▶ _Records to process_
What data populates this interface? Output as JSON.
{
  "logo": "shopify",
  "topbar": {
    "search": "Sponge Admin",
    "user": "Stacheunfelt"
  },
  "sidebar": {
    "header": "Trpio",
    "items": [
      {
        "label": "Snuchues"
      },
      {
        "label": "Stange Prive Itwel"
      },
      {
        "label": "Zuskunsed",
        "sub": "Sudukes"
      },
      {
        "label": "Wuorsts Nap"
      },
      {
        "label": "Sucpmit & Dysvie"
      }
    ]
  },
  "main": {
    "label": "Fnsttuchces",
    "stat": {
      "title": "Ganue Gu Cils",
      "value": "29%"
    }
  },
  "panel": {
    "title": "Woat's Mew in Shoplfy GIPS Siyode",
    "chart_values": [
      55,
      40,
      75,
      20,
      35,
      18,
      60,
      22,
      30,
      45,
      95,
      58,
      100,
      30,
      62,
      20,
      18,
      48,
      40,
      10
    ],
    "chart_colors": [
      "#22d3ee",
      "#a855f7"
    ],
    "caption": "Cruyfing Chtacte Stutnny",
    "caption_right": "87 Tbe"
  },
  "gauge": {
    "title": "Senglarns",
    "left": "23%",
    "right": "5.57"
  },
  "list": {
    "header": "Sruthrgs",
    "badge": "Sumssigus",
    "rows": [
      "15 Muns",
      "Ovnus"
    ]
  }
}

▶ _Directions for this task_
Select and copy every line of the listing with the word "title".

▶ _Solved exercise_
      "title": "Ganue Gu Cils",
    "title": "Woat's Mew in Shoplfy GIPS Siyode",
    "title": "Senglarns",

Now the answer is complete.